INSTRUCTIONS TO FOLLOW »
Report each line of the data that includes the word "into".

DATA ENTRIES »
____

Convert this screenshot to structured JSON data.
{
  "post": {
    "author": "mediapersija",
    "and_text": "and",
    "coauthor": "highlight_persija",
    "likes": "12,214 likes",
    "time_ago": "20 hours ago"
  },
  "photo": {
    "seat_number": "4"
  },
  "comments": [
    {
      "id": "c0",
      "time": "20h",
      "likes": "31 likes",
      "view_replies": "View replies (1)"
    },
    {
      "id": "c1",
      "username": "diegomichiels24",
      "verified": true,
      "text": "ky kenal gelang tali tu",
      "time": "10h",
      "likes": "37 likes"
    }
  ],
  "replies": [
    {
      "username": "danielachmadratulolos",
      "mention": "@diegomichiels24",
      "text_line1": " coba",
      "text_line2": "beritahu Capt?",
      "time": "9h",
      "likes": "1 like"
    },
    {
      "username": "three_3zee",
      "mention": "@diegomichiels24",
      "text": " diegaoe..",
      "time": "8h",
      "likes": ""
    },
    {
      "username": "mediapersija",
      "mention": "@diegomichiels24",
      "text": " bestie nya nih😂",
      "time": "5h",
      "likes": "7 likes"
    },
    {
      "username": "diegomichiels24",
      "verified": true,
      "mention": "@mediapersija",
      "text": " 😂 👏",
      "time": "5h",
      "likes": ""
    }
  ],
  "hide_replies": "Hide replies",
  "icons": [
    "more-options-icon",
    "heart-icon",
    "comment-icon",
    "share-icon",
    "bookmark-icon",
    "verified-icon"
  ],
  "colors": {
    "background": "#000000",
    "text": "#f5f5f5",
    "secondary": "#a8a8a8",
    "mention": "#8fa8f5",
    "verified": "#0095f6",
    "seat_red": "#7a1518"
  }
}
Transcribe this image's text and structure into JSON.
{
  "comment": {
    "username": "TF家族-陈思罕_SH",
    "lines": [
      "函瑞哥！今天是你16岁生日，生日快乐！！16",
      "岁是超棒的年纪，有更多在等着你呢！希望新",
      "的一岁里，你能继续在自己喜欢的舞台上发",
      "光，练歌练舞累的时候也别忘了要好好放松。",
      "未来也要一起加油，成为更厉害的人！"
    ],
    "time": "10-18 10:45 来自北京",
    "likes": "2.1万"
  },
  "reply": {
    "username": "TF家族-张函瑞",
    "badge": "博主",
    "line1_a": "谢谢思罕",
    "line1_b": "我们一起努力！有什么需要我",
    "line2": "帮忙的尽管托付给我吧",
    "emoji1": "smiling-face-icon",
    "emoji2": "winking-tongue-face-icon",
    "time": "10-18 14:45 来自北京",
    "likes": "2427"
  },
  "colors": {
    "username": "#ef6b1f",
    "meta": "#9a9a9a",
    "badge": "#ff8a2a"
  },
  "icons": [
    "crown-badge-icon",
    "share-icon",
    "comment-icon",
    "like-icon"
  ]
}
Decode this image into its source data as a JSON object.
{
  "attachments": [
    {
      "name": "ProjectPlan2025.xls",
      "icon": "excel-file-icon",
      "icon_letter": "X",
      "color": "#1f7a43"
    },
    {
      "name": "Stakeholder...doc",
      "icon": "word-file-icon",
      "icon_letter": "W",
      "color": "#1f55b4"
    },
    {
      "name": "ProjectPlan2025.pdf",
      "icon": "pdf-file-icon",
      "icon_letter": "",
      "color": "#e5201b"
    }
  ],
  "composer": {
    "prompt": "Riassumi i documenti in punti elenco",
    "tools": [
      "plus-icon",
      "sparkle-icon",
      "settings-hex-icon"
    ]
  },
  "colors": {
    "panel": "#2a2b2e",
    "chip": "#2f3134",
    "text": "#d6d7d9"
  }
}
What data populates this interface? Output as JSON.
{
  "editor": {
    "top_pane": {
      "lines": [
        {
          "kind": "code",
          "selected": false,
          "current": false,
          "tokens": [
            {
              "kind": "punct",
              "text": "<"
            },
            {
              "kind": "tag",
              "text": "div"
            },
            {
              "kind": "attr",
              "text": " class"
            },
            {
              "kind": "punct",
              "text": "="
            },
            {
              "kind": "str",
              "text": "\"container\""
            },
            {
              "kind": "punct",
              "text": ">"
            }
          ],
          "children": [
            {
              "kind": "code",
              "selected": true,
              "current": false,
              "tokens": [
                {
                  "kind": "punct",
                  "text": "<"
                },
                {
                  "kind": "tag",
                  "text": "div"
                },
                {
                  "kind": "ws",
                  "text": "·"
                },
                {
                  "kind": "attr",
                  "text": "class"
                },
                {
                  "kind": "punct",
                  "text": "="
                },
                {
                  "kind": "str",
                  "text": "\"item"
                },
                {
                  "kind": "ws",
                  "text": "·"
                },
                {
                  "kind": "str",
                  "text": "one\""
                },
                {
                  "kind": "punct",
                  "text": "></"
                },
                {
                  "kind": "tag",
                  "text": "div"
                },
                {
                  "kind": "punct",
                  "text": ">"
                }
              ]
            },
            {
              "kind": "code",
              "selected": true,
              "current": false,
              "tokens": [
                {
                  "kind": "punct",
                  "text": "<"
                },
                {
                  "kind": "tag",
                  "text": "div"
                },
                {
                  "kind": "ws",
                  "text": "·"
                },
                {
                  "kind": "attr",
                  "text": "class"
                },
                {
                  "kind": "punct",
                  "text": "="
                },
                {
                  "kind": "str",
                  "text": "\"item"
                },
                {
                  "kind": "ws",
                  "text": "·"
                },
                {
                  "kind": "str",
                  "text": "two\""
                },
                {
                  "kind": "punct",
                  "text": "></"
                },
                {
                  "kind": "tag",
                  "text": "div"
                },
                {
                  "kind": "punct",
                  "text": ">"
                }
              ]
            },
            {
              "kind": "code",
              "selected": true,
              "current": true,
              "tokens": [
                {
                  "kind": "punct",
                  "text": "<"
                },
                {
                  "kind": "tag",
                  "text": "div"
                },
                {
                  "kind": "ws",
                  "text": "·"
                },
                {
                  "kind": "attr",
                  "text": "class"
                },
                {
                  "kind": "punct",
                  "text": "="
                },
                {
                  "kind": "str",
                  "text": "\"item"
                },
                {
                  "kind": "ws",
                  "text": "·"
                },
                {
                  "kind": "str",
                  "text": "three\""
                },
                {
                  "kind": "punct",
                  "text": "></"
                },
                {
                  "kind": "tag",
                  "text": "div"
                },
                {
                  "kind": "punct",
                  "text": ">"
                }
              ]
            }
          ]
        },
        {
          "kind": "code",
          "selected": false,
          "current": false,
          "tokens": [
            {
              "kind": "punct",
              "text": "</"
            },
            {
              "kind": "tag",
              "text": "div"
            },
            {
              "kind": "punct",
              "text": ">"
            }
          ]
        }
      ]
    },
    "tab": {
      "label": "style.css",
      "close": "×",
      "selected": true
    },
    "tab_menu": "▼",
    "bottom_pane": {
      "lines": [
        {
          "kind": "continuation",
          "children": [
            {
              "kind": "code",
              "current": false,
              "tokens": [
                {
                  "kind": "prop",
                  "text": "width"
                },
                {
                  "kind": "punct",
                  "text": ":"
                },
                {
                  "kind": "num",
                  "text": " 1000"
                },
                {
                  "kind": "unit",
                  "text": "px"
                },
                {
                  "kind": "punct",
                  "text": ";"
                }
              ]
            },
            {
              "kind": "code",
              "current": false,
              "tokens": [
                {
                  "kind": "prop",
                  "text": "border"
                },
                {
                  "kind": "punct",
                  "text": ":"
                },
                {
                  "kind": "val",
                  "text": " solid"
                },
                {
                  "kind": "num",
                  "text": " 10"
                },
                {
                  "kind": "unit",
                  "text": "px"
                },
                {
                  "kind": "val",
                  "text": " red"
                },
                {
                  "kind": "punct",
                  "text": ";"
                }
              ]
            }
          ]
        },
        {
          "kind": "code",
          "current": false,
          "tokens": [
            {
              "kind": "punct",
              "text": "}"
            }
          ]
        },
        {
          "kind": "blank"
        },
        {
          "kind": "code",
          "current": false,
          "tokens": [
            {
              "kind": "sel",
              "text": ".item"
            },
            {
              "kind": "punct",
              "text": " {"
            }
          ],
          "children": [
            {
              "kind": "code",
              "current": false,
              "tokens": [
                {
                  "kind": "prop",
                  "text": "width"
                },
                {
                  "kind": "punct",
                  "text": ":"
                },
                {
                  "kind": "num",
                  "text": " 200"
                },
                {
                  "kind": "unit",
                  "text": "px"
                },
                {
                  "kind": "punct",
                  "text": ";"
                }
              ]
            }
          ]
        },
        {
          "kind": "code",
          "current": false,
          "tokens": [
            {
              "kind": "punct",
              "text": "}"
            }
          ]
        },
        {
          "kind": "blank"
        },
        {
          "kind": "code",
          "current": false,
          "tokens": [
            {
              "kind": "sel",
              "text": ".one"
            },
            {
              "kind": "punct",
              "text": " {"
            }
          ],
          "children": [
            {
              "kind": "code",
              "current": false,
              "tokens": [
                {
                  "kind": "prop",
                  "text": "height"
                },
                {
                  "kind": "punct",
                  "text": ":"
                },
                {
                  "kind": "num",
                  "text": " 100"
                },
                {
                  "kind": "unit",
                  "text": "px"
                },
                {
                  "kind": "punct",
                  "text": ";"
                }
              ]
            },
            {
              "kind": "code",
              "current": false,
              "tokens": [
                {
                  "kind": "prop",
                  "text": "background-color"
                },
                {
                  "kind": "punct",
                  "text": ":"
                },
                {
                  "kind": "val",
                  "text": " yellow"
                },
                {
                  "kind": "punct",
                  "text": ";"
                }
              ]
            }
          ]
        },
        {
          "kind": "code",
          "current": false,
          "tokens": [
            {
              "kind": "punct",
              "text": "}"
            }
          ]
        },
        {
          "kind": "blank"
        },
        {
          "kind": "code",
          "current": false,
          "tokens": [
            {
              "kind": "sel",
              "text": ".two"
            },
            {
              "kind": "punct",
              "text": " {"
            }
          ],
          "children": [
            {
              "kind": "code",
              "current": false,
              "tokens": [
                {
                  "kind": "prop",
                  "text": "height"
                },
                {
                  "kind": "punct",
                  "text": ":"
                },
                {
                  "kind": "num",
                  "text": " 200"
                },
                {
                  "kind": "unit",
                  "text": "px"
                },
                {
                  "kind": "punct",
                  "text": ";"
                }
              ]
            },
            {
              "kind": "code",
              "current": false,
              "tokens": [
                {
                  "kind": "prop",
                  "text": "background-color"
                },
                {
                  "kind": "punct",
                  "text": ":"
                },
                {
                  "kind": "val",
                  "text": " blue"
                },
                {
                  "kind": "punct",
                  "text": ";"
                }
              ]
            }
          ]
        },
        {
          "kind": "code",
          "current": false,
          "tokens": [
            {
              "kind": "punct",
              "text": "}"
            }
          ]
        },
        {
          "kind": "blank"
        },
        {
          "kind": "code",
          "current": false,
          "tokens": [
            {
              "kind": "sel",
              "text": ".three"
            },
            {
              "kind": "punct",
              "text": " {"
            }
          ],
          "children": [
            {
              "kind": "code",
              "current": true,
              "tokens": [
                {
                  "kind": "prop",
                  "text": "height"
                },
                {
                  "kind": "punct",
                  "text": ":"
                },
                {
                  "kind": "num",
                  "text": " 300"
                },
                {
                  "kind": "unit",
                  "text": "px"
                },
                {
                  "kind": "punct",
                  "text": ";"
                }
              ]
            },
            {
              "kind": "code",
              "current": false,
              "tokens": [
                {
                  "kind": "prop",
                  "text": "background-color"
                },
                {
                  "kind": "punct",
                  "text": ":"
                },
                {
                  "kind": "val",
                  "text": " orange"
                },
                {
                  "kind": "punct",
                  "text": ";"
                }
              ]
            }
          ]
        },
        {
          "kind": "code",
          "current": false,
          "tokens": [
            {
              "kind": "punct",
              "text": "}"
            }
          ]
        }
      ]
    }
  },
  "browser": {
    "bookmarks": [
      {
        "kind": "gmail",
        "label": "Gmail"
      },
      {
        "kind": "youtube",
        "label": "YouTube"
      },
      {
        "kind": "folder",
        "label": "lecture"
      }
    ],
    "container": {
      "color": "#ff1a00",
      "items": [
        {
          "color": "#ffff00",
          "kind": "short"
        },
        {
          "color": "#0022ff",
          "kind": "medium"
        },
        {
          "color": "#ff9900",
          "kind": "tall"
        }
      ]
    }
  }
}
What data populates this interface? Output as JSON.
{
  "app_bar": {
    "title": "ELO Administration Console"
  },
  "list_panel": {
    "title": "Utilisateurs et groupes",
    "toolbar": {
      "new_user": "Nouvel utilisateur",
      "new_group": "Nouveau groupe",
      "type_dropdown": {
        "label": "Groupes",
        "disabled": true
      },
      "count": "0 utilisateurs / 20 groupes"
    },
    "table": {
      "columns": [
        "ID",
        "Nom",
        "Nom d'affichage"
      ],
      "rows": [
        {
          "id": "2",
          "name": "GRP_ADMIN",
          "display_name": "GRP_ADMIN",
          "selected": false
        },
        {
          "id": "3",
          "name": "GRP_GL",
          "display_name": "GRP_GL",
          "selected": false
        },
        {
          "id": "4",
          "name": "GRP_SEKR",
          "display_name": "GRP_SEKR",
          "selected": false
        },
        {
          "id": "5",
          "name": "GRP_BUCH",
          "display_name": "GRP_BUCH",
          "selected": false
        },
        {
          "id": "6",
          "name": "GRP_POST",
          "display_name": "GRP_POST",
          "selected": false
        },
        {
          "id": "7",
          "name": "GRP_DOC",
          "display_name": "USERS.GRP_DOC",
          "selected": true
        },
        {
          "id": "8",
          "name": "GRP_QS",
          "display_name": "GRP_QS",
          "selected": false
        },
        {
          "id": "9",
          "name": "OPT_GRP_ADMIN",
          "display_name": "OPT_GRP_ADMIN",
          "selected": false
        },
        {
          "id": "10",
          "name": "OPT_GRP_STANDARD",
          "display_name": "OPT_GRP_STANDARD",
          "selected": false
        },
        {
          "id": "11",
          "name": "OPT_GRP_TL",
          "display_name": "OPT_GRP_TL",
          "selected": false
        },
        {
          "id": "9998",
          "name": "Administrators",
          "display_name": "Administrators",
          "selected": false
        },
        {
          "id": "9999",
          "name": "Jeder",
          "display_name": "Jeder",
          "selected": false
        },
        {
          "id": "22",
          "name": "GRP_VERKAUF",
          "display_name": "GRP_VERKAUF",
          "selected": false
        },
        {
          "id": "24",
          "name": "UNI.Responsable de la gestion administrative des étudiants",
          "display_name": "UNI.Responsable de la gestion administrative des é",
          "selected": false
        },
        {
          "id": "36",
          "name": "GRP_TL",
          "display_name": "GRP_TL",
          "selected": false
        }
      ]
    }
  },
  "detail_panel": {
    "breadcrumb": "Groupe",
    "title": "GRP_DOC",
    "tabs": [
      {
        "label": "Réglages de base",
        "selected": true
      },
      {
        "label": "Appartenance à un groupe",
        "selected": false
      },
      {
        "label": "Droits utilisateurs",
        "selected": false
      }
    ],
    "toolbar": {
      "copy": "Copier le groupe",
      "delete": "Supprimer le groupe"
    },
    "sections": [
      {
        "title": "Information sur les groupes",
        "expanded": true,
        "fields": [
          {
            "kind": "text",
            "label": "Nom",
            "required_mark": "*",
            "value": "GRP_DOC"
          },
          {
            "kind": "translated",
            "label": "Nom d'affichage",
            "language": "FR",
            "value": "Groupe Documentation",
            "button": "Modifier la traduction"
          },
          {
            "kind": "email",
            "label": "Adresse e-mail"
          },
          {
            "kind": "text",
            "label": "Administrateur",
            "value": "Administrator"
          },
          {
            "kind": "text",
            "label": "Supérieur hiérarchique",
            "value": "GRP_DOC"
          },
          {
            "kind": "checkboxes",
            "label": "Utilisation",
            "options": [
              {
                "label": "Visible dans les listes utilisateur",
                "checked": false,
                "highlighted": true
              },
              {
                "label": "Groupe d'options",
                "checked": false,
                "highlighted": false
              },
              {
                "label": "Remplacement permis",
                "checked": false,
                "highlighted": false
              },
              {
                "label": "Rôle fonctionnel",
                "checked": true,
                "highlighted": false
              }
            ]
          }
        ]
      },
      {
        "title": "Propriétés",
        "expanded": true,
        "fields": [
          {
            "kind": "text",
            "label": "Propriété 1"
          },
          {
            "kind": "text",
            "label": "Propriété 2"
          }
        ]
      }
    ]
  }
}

____

REPLY TO THE EXERCISE »
Transcribe this image's text and structure into JSON.
Decode this image into its source data as a JSON object.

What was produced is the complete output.